Rows from a dataset
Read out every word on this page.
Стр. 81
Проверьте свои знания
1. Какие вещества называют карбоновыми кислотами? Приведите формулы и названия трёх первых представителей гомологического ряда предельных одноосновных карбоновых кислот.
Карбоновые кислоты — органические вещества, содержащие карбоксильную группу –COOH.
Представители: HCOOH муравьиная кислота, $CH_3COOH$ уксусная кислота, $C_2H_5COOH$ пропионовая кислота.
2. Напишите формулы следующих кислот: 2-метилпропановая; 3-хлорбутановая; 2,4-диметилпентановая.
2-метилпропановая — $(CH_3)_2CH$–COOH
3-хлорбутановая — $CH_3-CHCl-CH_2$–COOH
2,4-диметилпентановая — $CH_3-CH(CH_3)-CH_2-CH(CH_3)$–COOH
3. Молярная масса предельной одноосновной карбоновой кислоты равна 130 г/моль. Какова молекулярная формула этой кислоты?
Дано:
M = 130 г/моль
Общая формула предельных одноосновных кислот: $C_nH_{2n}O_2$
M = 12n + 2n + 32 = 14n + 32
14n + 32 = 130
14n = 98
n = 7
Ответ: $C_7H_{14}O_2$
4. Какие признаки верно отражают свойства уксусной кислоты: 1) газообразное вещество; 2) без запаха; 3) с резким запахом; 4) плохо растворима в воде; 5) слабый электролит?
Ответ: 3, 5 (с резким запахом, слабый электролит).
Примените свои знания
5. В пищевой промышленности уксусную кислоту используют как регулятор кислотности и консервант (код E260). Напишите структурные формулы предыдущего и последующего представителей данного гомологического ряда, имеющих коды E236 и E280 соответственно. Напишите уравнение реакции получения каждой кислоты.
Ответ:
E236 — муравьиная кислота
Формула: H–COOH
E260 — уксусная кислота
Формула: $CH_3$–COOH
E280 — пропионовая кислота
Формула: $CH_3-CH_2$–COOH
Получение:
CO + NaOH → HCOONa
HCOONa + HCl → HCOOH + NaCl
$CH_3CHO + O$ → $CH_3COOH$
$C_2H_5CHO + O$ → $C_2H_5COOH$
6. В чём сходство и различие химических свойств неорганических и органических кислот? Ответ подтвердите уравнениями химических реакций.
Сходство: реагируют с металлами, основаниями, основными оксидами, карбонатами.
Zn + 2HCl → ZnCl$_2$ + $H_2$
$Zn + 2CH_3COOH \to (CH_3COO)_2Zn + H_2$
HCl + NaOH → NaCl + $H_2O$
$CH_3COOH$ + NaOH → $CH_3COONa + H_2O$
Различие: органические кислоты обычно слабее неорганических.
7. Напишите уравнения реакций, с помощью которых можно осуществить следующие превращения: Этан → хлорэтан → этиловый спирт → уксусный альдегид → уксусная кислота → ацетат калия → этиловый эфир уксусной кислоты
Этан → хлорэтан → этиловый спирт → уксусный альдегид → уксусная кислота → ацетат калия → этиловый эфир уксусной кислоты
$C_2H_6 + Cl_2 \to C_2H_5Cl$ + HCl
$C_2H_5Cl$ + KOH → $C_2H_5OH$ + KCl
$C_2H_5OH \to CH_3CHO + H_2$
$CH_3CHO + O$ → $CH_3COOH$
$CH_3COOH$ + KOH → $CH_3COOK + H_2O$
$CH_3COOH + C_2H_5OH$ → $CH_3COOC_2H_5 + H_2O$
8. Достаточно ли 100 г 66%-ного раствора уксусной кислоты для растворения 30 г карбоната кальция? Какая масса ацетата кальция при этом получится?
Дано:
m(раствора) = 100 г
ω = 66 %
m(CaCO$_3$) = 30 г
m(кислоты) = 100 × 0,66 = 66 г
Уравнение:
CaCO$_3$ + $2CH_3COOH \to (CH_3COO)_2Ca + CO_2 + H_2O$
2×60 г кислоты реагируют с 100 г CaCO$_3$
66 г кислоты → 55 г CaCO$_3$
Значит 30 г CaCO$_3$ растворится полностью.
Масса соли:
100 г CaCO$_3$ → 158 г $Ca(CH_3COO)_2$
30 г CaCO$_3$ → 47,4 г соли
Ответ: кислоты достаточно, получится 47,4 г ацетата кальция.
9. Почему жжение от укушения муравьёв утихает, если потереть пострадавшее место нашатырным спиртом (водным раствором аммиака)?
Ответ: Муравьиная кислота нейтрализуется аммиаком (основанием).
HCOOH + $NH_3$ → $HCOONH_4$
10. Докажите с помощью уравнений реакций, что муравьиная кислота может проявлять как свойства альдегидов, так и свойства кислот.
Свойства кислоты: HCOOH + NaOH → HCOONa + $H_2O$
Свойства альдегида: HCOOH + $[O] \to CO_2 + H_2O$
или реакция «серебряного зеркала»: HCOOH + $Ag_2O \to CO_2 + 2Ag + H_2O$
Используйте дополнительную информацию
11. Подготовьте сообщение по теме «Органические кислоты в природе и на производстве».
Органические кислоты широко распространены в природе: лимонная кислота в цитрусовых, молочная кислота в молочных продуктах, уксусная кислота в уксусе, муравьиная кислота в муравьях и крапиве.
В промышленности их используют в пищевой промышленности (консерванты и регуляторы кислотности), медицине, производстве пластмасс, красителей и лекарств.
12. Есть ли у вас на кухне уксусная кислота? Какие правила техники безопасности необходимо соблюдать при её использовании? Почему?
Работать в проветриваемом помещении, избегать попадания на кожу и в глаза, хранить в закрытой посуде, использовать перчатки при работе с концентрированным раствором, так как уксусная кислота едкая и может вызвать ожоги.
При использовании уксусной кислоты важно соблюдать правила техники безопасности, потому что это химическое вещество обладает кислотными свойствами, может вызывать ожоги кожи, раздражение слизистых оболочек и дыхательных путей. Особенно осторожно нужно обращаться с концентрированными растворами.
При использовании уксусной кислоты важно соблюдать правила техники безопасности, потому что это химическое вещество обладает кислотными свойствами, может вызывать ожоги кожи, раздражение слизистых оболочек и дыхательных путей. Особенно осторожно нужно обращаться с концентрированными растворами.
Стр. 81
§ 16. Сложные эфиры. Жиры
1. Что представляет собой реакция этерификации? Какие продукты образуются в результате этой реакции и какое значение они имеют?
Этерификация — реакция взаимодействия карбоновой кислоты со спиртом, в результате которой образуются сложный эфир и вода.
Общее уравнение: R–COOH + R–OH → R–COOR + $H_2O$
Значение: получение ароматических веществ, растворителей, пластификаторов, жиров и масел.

Job:
Using the data above, return each line exactly as written.

Final result:
Read out every word on this page.
Стр. 81
Проверьте свои знания
1. Какие вещества называют карбоновыми кислотами? Приведите формулы и названия трёх первых представителей гомологического ряда предельных одноосновных карбоновых кислот.
Карбоновые кислоты — органические вещества, содержащие карбоксильную группу –COOH.
Представители: HCOOH муравьиная кислота, $CH_3COOH$ уксусная кислота, $C_2H_5COOH$ пропионовая кислота.
2. Напишите формулы следующих кислот: 2-метилпропановая; 3-хлорбутановая; 2,4-диметилпентановая.
2-метилпропановая — $(CH_3)_2CH$–COOH
3-хлорбутановая — $CH_3-CHCl-CH_2$–COOH
2,4-диметилпентановая — $CH_3-CH(CH_3)-CH_2-CH(CH_3)$–COOH
3. Молярная масса предельной одноосновной карбоновой кислоты равна 130 г/моль. Какова молекулярная формула этой кислоты?
Дано:
M = 130 г/моль
Общая формула предельных одноосновных кислот: $C_nH_{2n}O_2$
M = 12n + 2n + 32 = 14n + 32
14n + 32 = 130
14n = 98
n = 7
Ответ: $C_7H_{14}O_2$
4. Какие признаки верно отражают свойства уксусной кислоты: 1) газообразное вещество; 2) без запаха; 3) с резким запахом; 4) плохо растворима в воде; 5) слабый электролит?
Ответ: 3, 5 (с резким запахом, слабый электролит).
Примените свои знания
5. В пищевой промышленности уксусную кислоту используют как регулятор кислотности и консервант (код E260). Напишите структурные формулы предыдущего и последующего представителей данного гомологического ряда, имеющих коды E236 и E280 соответственно. Напишите уравнение реакции получения каждой кислоты.
Ответ:
E236 — муравьиная кислота
Формула: H–COOH
E260 — уксусная кислота
Формула: $CH_3$–COOH
E280 — пропионовая кислота
Формула: $CH_3-CH_2$–COOH
Получение:
CO + NaOH → HCOONa
HCOONa + HCl → HCOOH + NaCl
$CH_3CHO + O$ → $CH_3COOH$
$C_2H_5CHO + O$ → $C_2H_5COOH$
6. В чём сходство и различие химических свойств неорганических и органических кислот? Ответ подтвердите уравнениями химических реакций.
Сходство: реагируют с металлами, основаниями, основными оксидами, карбонатами.
Zn + 2HCl → ZnCl$_2$ + $H_2$
$Zn + 2CH_3COOH \to (CH_3COO)_2Zn + H_2$
HCl + NaOH → NaCl + $H_2O$
$CH_3COOH$ + NaOH → $CH_3COONa + H_2O$
Различие: органические кислоты обычно слабее неорганических.
7. Напишите уравнения реакций, с помощью которых можно осуществить следующие превращения: Этан → хлорэтан → этиловый спирт → уксусный альдегид → уксусная кислота → ацетат калия → этиловый эфир уксусной кислоты
Этан → хлорэтан → этиловый спирт → уксусный альдегид → уксусная кислота → ацетат калия → этиловый эфир уксусной кислоты
$C_2H_6 + Cl_2 \to C_2H_5Cl$ + HCl
$C_2H_5Cl$ + KOH → $C_2H_5OH$ + KCl
$C_2H_5OH \to CH_3CHO + H_2$
$CH_3CHO + O$ → $CH_3COOH$
$CH_3COOH$ + KOH → $CH_3COOK + H_2O$
$CH_3COOH + C_2H_5OH$ → $CH_3COOC_2H_5 + H_2O$
8. Достаточно ли 100 г 66%-ного раствора уксусной кислоты для растворения 30 г карбоната кальция? Какая масса ацетата кальция при этом получится?
Дано:
m(раствора) = 100 г
ω = 66 %
m(CaCO$_3$) = 30 г
m(кислоты) = 100 × 0,66 = 66 г
Уравнение:
CaCO$_3$ + $2CH_3COOH \to (CH_3COO)_2Ca + CO_2 + H_2O$
2×60 г кислоты реагируют с 100 г CaCO$_3$
66 г кислоты → 55 г CaCO$_3$
Значит 30 г CaCO$_3$ растворится полностью.
Масса соли:
100 г CaCO$_3$ → 158 г $Ca(CH_3COO)_2$
30 г CaCO$_3$ → 47,4 г соли
Ответ: кислоты достаточно, получится 47,4 г ацетата кальция.
9. Почему жжение от укушения муравьёв утихает, если потереть пострадавшее место нашатырным спиртом (водным раствором аммиака)?
Ответ: Муравьиная кислота нейтрализуется аммиаком (основанием).
HCOOH + $NH_3$ → $HCOONH_4$
10. Докажите с помощью уравнений реакций, что муравьиная кислота может проявлять как свойства альдегидов, так и свойства кислот.
Свойства кислоты: HCOOH + NaOH → HCOONa + $H_2O$
Свойства альдегида: HCOOH + $[O] \to CO_2 + H_2O$
или реакция «серебряного зеркала»: HCOOH + $Ag_2O \to CO_2 + 2Ag + H_2O$
Используйте дополнительную информацию
11. Подготовьте сообщение по теме «Органические кислоты в природе и на производстве».
Органические кислоты широко распространены в природе: лимонная кислота в цитрусовых, молочная кислота в молочных продуктах, уксусная кислота в уксусе, муравьиная кислота в муравьях и крапиве.
В промышленности их используют в пищевой промышленности (консерванты и регуляторы кислотности), медицине, производстве пластмасс, красителей и лекарств.
12. Есть ли у вас на кухне уксусная кислота? Какие правила техники безопасности необходимо соблюдать при её использовании? Почему?
Работать в проветриваемом помещении, избегать попадания на кожу и в глаза, хранить в закрытой посуде, использовать перчатки при работе с концентрированным раствором, так как уксусная кислота едкая и может вызвать ожоги.
При использовании уксусной кислоты важно соблюдать правила техники безопасности, потому что это химическое вещество обладает кислотными свойствами, может вызывать ожоги кожи, раздражение слизистых оболочек и дыхательных путей. Особенно осторожно нужно обращаться с концентрированными растворами.
При использовании уксусной кислоты важно соблюдать правила техники безопасности, потому что это химическое вещество обладает кислотными свойствами, может вызывать ожоги кожи, раздражение слизистых оболочек и дыхательных путей. Особенно осторожно нужно обращаться с концентрированными растворами.
Стр. 81
§ 16. Сложные эфиры. Жиры
1. Что представляет собой реакция этерификации? Какие продукты образуются в результате этой реакции и какое значение они имеют?
Этерификация — реакция взаимодействия карбоновой кислоты со спиртом, в результате которой образуются сложный эфир и вода.
Общее уравнение: R–COOH + R–OH → R–COOR + $H_2O$
Значение: получение ароматических веществ, растворителей, пластификаторов, жиров и масел.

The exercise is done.